Please copy out exactly, and only, the lines between the line with "Give me the" and the line with "Parse this screenshot: output", both included. Pictures are to be omitted.

== INPUT DATA

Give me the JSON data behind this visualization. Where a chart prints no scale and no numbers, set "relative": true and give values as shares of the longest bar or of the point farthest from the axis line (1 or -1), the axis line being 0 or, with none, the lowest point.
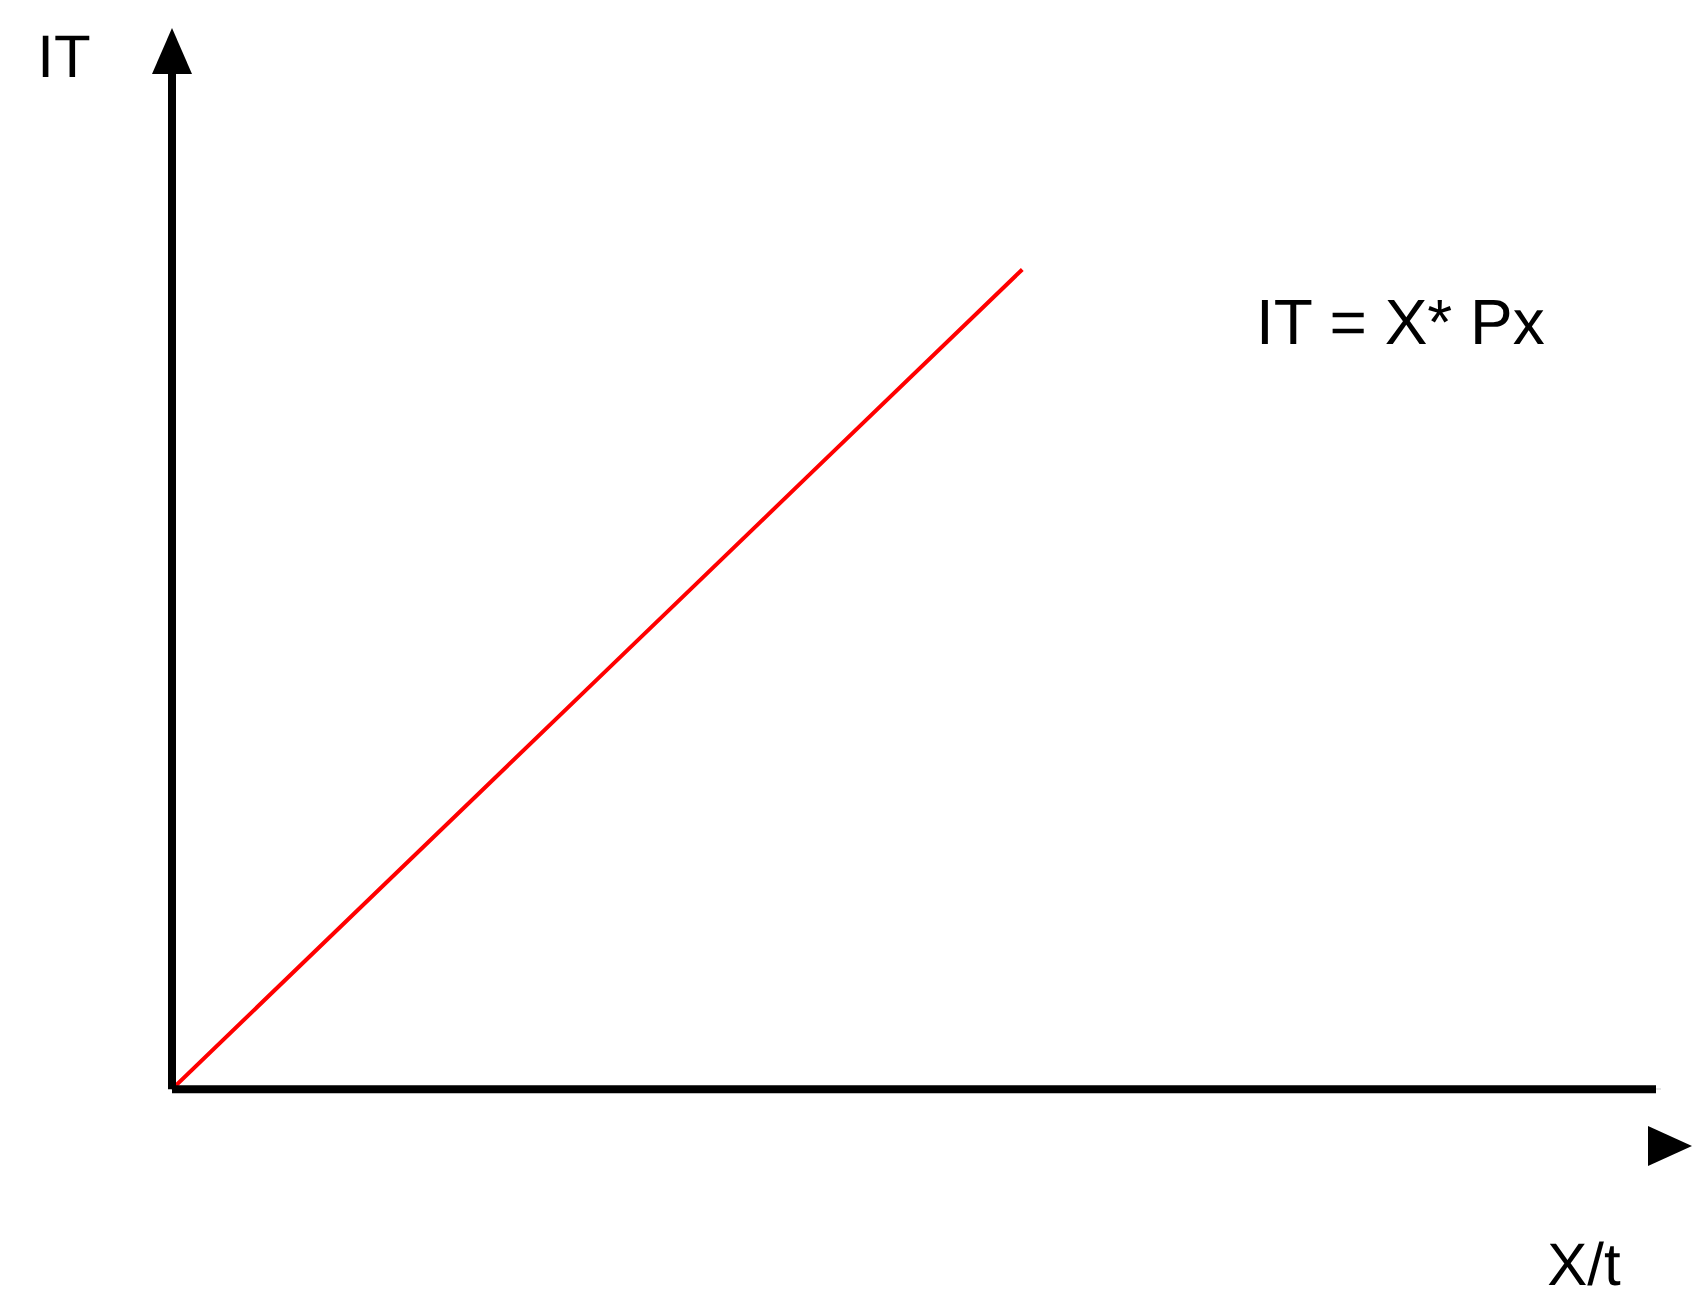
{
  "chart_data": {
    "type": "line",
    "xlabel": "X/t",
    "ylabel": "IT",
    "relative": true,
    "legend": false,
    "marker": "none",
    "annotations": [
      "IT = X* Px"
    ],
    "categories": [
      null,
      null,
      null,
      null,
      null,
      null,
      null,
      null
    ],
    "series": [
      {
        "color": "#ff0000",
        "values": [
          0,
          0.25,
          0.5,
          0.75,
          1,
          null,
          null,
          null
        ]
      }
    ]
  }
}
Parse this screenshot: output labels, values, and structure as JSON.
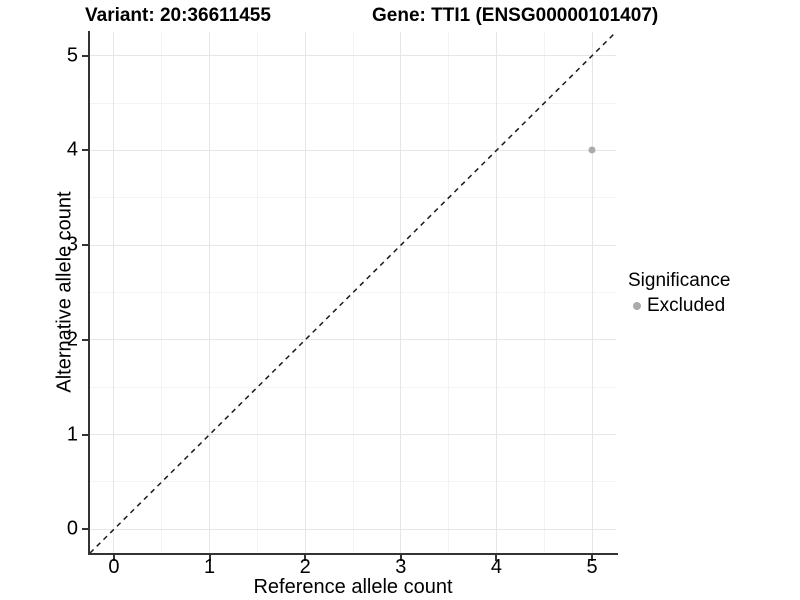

====
== INPUT DATA

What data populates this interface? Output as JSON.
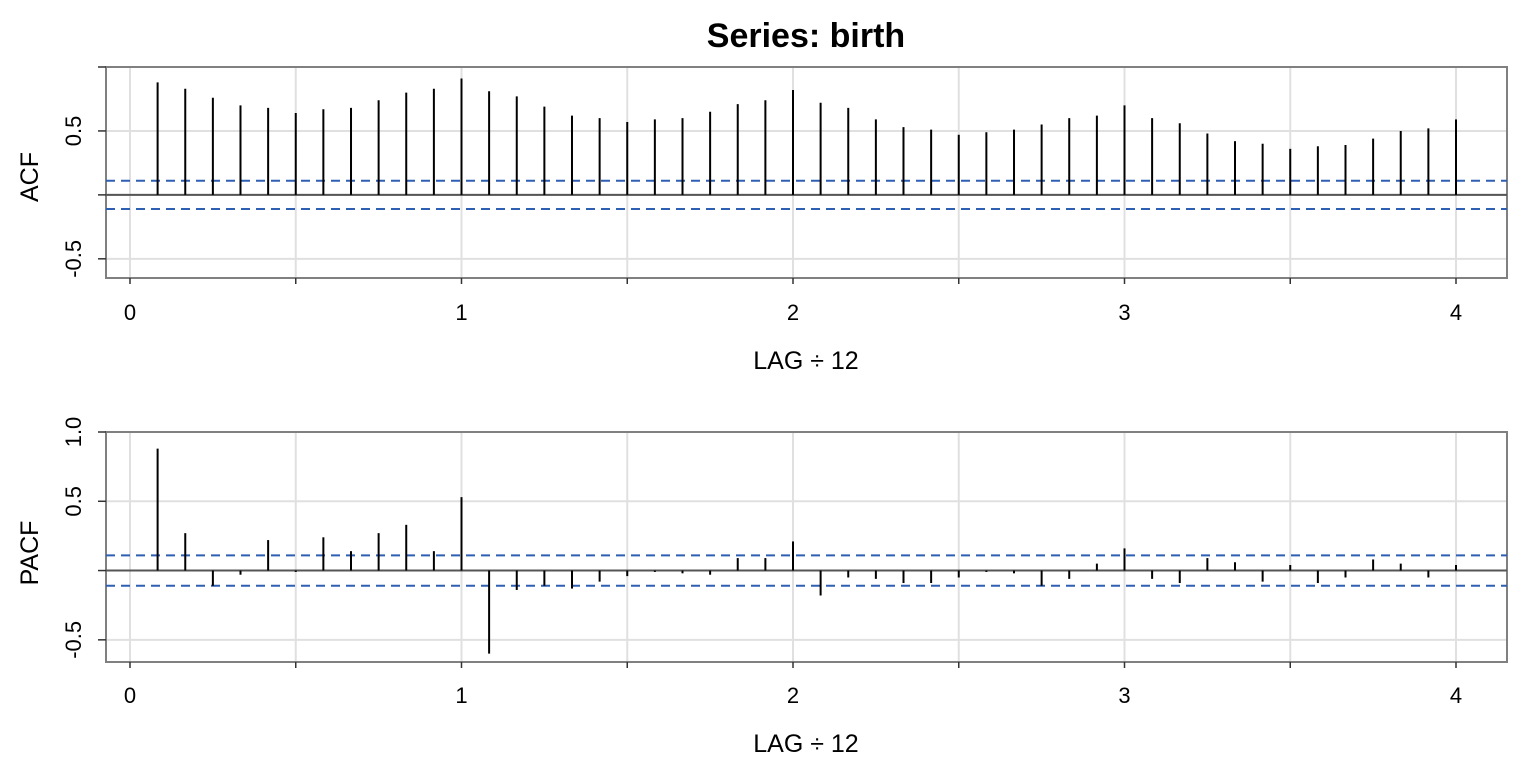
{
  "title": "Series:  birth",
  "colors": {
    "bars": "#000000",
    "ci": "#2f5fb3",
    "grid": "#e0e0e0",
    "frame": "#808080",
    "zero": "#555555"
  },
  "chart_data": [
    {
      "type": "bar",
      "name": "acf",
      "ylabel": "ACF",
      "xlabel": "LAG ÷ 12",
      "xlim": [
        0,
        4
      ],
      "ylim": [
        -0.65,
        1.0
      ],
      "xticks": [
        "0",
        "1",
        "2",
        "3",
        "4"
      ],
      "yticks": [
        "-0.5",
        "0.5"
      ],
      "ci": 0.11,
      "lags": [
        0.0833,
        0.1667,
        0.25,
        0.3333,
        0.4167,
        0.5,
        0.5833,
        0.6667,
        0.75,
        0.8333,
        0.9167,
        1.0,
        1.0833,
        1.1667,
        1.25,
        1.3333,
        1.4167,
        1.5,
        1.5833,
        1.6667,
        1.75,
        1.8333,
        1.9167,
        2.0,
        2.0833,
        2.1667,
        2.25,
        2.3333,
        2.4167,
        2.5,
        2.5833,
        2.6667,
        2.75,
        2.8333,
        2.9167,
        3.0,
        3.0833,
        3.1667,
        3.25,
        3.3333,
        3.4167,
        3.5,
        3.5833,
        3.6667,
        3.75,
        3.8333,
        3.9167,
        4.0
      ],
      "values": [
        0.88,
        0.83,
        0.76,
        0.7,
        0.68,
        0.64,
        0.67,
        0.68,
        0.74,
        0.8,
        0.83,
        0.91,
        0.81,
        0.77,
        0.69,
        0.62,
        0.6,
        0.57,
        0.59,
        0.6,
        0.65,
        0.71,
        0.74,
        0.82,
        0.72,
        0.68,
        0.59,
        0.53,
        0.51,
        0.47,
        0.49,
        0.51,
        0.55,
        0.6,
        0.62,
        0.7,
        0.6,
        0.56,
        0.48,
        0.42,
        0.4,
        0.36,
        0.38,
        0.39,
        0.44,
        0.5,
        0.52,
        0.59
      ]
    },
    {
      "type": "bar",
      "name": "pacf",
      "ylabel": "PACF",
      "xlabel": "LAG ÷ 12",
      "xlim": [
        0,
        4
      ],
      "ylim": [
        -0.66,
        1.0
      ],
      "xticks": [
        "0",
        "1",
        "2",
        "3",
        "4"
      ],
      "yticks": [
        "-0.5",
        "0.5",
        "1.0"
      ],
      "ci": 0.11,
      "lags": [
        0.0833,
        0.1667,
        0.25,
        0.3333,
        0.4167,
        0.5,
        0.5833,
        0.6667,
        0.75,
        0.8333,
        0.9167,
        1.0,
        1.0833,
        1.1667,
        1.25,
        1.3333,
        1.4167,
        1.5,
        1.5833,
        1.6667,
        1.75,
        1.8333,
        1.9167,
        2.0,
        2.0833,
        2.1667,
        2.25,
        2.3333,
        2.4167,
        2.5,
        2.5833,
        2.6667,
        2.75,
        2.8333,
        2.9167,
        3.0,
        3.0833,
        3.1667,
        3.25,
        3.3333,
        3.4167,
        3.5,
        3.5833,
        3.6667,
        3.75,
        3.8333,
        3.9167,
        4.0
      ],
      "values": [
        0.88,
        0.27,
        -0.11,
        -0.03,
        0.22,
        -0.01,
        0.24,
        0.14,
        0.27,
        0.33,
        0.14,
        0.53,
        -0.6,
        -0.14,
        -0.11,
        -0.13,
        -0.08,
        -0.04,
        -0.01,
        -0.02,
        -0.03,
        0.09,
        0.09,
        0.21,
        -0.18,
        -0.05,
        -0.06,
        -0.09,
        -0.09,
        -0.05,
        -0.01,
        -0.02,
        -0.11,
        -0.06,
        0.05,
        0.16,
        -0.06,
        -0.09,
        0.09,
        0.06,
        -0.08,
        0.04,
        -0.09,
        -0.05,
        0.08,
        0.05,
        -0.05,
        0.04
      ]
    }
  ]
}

====

■ IN RESPONSE ■
Give me the JSON data behind this visualization. Where a chart prints no scale and no numbers, set "relative": true and give values as shares of the longest bar or of the point farthest from the axis line (1 or -1), the axis line being 0 or, with none, the lowest point.
{
  "chart_data": {
    "type": "line",
    "xlabel": "X/t",
    "ylabel": "IT",
    "relative": true,
    "legend": false,
    "marker": "none",
    "annotations": [
      "IT = X* Px"
    ],
    "categories": [
      null,
      null,
      null,
      null,
      null,
      null,
      null,
      null
    ],
    "series": [
      {
        "color": "#ff0000",
        "values": [
          0,
          0.25,
          0.5,
          0.75,
          1,
          null,
          null,
          null
        ]
      }
    ]
  }
}
Parse this screenshot: output labels, values, and structure as JSON.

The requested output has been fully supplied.